__THE PROBLEM__:
From the entries below, copy every line holding the word "Forecast".

__MATERIAL SHOWN__:
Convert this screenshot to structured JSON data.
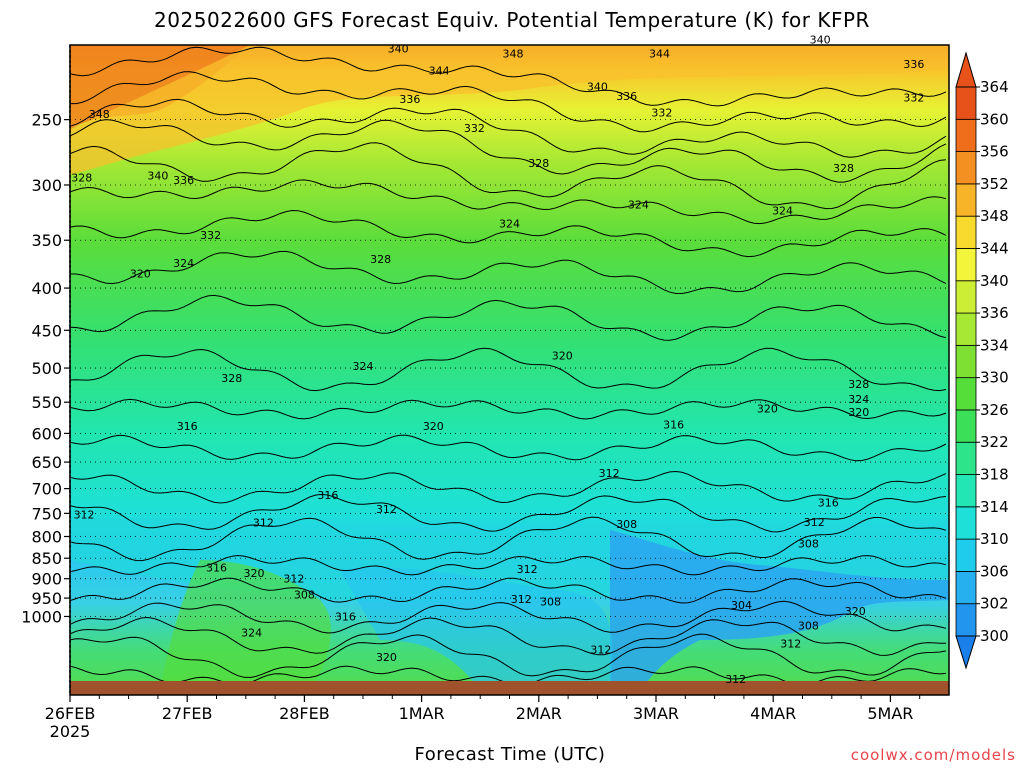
{
  "header": {
    "title": "2025022600 GFS Forecast Equiv. Potential Temperature (K) for KFPR"
  },
  "footer": {
    "credit": "coolwx.com/models"
  },
  "chart_data": {
    "type": "heatmap",
    "title": "2025022600 GFS Forecast Equiv. Potential Temperature (K) for KFPR",
    "xlabel": "Forecast Time (UTC)",
    "ylabel": "",
    "x_ticks": [
      "26FEB",
      "27FEB",
      "28FEB",
      "1MAR",
      "2MAR",
      "3MAR",
      "4MAR",
      "5MAR"
    ],
    "x_tick_sub": "2025",
    "y_ticks": [
      250,
      300,
      350,
      400,
      450,
      500,
      550,
      600,
      650,
      700,
      750,
      800,
      850,
      900,
      950,
      1000
    ],
    "y_scale": "log-pressure",
    "y_axis_inverted": true,
    "grid": true,
    "grid_style": "dotted",
    "colorbar": {
      "levels": [
        300,
        302,
        306,
        310,
        314,
        318,
        322,
        326,
        330,
        334,
        336,
        340,
        344,
        348,
        352,
        356,
        360,
        364
      ],
      "placement": "right",
      "extend": "both",
      "colors": [
        "#1a7fe8",
        "#2296ee",
        "#27b0f0",
        "#20ccec",
        "#1ee0d8",
        "#22e6b4",
        "#2ee48a",
        "#3cdf58",
        "#55dd3a",
        "#7ee032",
        "#a6e834",
        "#ccef36",
        "#f2f53a",
        "#f8da2e",
        "#f8b428",
        "#f49022",
        "#ee6e1c",
        "#e6521a"
      ]
    },
    "contour_labels": [
      {
        "value": "340",
        "t": 2.8,
        "p": 205
      },
      {
        "value": "344",
        "t": 3.15,
        "p": 218
      },
      {
        "value": "348",
        "t": 3.78,
        "p": 208
      },
      {
        "value": "344",
        "t": 5.03,
        "p": 208
      },
      {
        "value": "340",
        "t": 6.4,
        "p": 200
      },
      {
        "value": "340",
        "t": 4.5,
        "p": 228
      },
      {
        "value": "336",
        "t": 4.75,
        "p": 234
      },
      {
        "value": "336",
        "t": 7.2,
        "p": 214
      },
      {
        "value": "332",
        "t": 7.2,
        "p": 235
      },
      {
        "value": "336",
        "t": 2.9,
        "p": 236
      },
      {
        "value": "332",
        "t": 3.45,
        "p": 256
      },
      {
        "value": "332",
        "t": 5.05,
        "p": 245
      },
      {
        "value": "348",
        "t": 0.25,
        "p": 246
      },
      {
        "value": "328",
        "t": 4.0,
        "p": 282
      },
      {
        "value": "328",
        "t": 6.6,
        "p": 286
      },
      {
        "value": "340",
        "t": 0.75,
        "p": 292
      },
      {
        "value": "336",
        "t": 0.97,
        "p": 296
      },
      {
        "value": "328",
        "t": 0.1,
        "p": 294
      },
      {
        "value": "324",
        "t": 4.85,
        "p": 317
      },
      {
        "value": "324",
        "t": 6.08,
        "p": 322
      },
      {
        "value": "324",
        "t": 3.75,
        "p": 334
      },
      {
        "value": "332",
        "t": 1.2,
        "p": 345
      },
      {
        "value": "328",
        "t": 2.65,
        "p": 369
      },
      {
        "value": "324",
        "t": 0.97,
        "p": 373
      },
      {
        "value": "320",
        "t": 0.6,
        "p": 384
      },
      {
        "value": "320",
        "t": 4.2,
        "p": 483
      },
      {
        "value": "324",
        "t": 2.5,
        "p": 497
      },
      {
        "value": "328",
        "t": 1.38,
        "p": 514
      },
      {
        "value": "328",
        "t": 6.73,
        "p": 523
      },
      {
        "value": "324",
        "t": 6.73,
        "p": 545
      },
      {
        "value": "320",
        "t": 6.73,
        "p": 565
      },
      {
        "value": "320",
        "t": 5.95,
        "p": 560
      },
      {
        "value": "316",
        "t": 1.0,
        "p": 588
      },
      {
        "value": "320",
        "t": 3.1,
        "p": 588
      },
      {
        "value": "316",
        "t": 5.15,
        "p": 585
      },
      {
        "value": "312",
        "t": 4.6,
        "p": 670
      },
      {
        "value": "316",
        "t": 2.2,
        "p": 713
      },
      {
        "value": "312",
        "t": 2.7,
        "p": 741
      },
      {
        "value": "316",
        "t": 6.47,
        "p": 728
      },
      {
        "value": "312",
        "t": 0.12,
        "p": 752
      },
      {
        "value": "312",
        "t": 1.65,
        "p": 769
      },
      {
        "value": "312",
        "t": 6.35,
        "p": 768
      },
      {
        "value": "308",
        "t": 4.75,
        "p": 773
      },
      {
        "value": "312",
        "t": 3.9,
        "p": 876
      },
      {
        "value": "308",
        "t": 6.3,
        "p": 816
      },
      {
        "value": "316",
        "t": 1.25,
        "p": 872
      },
      {
        "value": "320",
        "t": 1.57,
        "p": 886
      },
      {
        "value": "312",
        "t": 1.91,
        "p": 899
      },
      {
        "value": "308",
        "t": 2.0,
        "p": 940
      },
      {
        "value": "312",
        "t": 3.85,
        "p": 953
      },
      {
        "value": "308",
        "t": 4.1,
        "p": 959
      },
      {
        "value": "304",
        "t": 5.73,
        "p": 968
      },
      {
        "value": "320",
        "t": 6.7,
        "p": 985
      },
      {
        "value": "316",
        "t": 2.35,
        "p": 1000
      },
      {
        "value": "324",
        "t": 1.55,
        "p": 1046
      },
      {
        "value": "308",
        "t": 6.3,
        "p": 1025
      },
      {
        "value": "312",
        "t": 6.15,
        "p": 1079
      },
      {
        "value": "312",
        "t": 4.53,
        "p": 1097
      },
      {
        "value": "320",
        "t": 2.7,
        "p": 1120
      },
      {
        "value": "312",
        "t": 5.68,
        "p": 1190
      }
    ]
  }
}
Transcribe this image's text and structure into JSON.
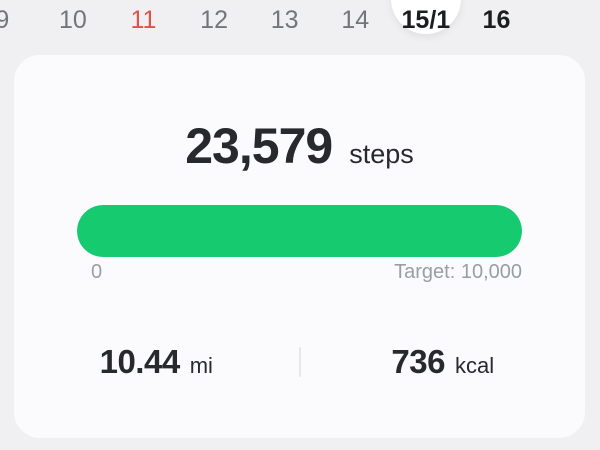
{
  "date_strip": {
    "items": [
      {
        "label": "9",
        "state": "normal"
      },
      {
        "label": "10",
        "state": "normal"
      },
      {
        "label": "11",
        "state": "holiday"
      },
      {
        "label": "12",
        "state": "normal"
      },
      {
        "label": "13",
        "state": "normal"
      },
      {
        "label": "14",
        "state": "normal"
      },
      {
        "label": "15/1",
        "state": "selected"
      },
      {
        "label": "16",
        "state": "emphasized"
      }
    ]
  },
  "card": {
    "steps_value": "23,579",
    "steps_unit": "steps",
    "progress": {
      "percent": 100,
      "min_label": "0",
      "target_label": "Target: 10,000"
    },
    "stats": [
      {
        "value": "10.44",
        "unit": "mi"
      },
      {
        "value": "736",
        "unit": "kcal"
      }
    ]
  },
  "colors": {
    "bg": "#f0f0f2",
    "card": "#fbfbfd",
    "green": "#16ca70",
    "red": "#d6564d",
    "dark": "#27292c",
    "date-gray": "#72767b",
    "label-gray": "#999ea3",
    "divider": "#e7e7ea"
  }
}
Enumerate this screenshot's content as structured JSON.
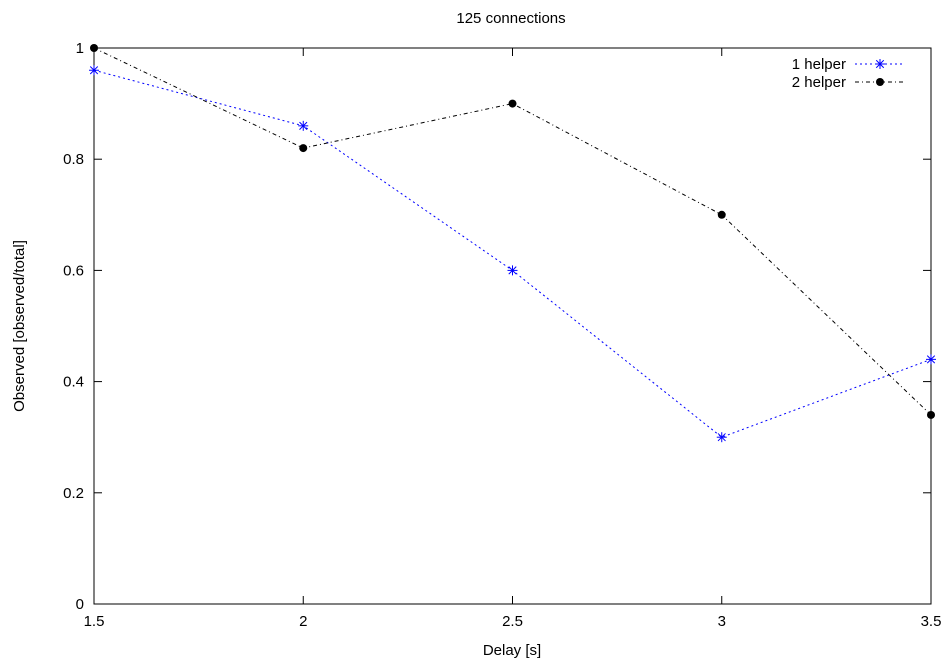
{
  "chart_data": {
    "type": "line",
    "title": "125 connections",
    "xlabel": "Delay [s]",
    "ylabel": "Observed [observed/total]",
    "xlim": [
      1.5,
      3.5
    ],
    "ylim": [
      0,
      1
    ],
    "x_ticks": [
      1.5,
      2,
      2.5,
      3,
      3.5
    ],
    "x_tick_labels": [
      "1.5",
      "2",
      "2.5",
      "3",
      "3.5"
    ],
    "y_ticks": [
      0,
      0.2,
      0.4,
      0.6,
      0.8,
      1
    ],
    "y_tick_labels": [
      "0",
      "0.2",
      "0.4",
      "0.6",
      "0.8",
      "1"
    ],
    "grid": false,
    "legend_position": "top-right",
    "series": [
      {
        "name": "1 helper",
        "color": "#0000ff",
        "marker": "asterisk",
        "line_style": "dotted",
        "x": [
          1.5,
          2,
          2.5,
          3,
          3.5
        ],
        "y": [
          0.96,
          0.86,
          0.6,
          0.3,
          0.44
        ]
      },
      {
        "name": "2 helper",
        "color": "#000000",
        "marker": "filled-circle",
        "line_style": "dash-dot",
        "x": [
          1.5,
          2,
          2.5,
          3,
          3.5
        ],
        "y": [
          1.0,
          0.82,
          0.9,
          0.7,
          0.34
        ]
      }
    ]
  }
}
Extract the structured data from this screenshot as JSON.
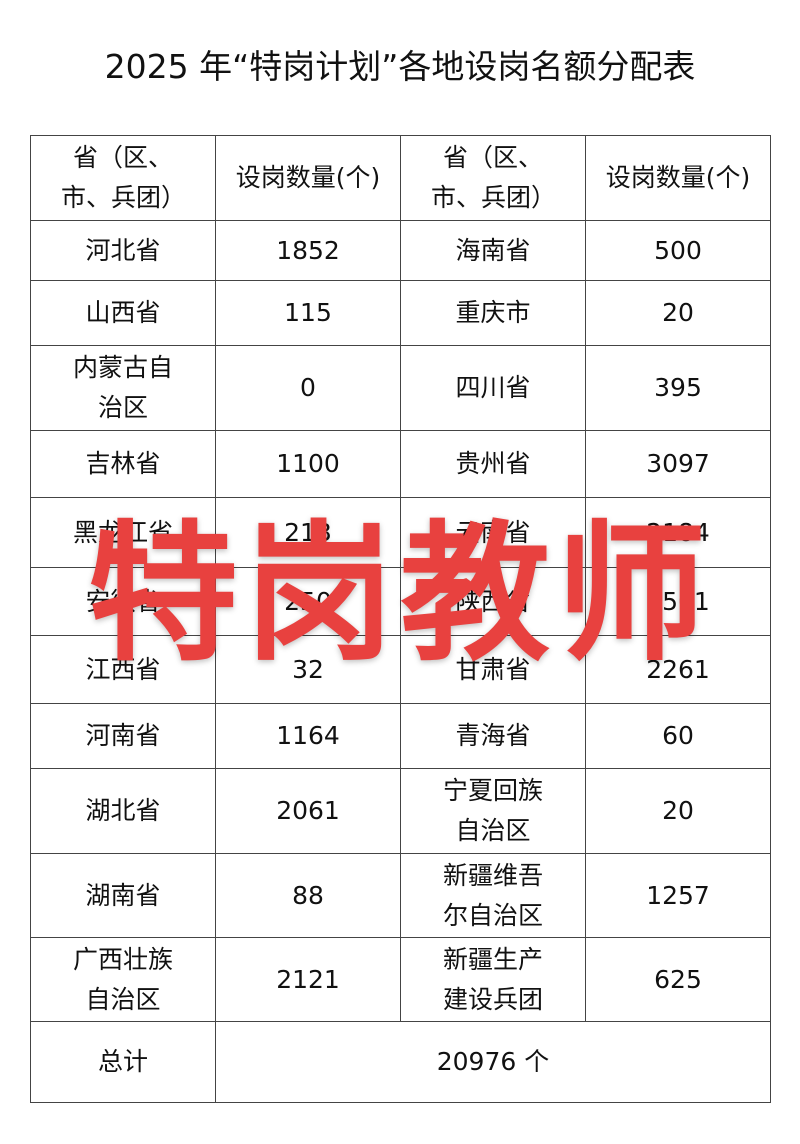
{
  "title": "2025 年“特岗计划”各地设岗名额分配表",
  "header": {
    "region": "省（区、市、兵团）",
    "count": "设岗数量(个)"
  },
  "rows": [
    [
      {
        "region": "河北省",
        "count": "1852"
      },
      {
        "region": "海南省",
        "count": "500"
      }
    ],
    [
      {
        "region": "山西省",
        "count": "115"
      },
      {
        "region": "重庆市",
        "count": "20"
      }
    ],
    [
      {
        "region": "内蒙古自治区",
        "count": "0"
      },
      {
        "region": "四川省",
        "count": "395"
      }
    ],
    [
      {
        "region": "吉林省",
        "count": "1100"
      },
      {
        "region": "贵州省",
        "count": "3097"
      }
    ],
    [
      {
        "region": "黑龙江省",
        "count": "213"
      },
      {
        "region": "云南省",
        "count": "2184"
      }
    ],
    [
      {
        "region": "安徽省",
        "count": "250"
      },
      {
        "region": "陕西省",
        "count": "1561"
      }
    ],
    [
      {
        "region": "江西省",
        "count": "32"
      },
      {
        "region": "甘肃省",
        "count": "2261"
      }
    ],
    [
      {
        "region": "河南省",
        "count": "1164"
      },
      {
        "region": "青海省",
        "count": "60"
      }
    ],
    [
      {
        "region": "湖北省",
        "count": "2061"
      },
      {
        "region": "宁夏回族自治区",
        "count": "20"
      }
    ],
    [
      {
        "region": "湖南省",
        "count": "88"
      },
      {
        "region": "新疆维吾尔自治区",
        "count": "1257"
      }
    ],
    [
      {
        "region": "广西壮族自治区",
        "count": "2121"
      },
      {
        "region": "新疆生产建设兵团",
        "count": "625"
      }
    ]
  ],
  "total": {
    "label": "总计",
    "value": "20976 个"
  },
  "watermark": "特岗教师",
  "watermark_color": "#e8413f"
}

__SOLUTION BELOW__:
    "title": "2025022600 GFS Forecast Equiv. Potential Temperature (K) for KFPR"
    "title": "2025022600 GFS Forecast Equiv. Potential Temperature (K) for KFPR",
    "xlabel": "Forecast Time (UTC)",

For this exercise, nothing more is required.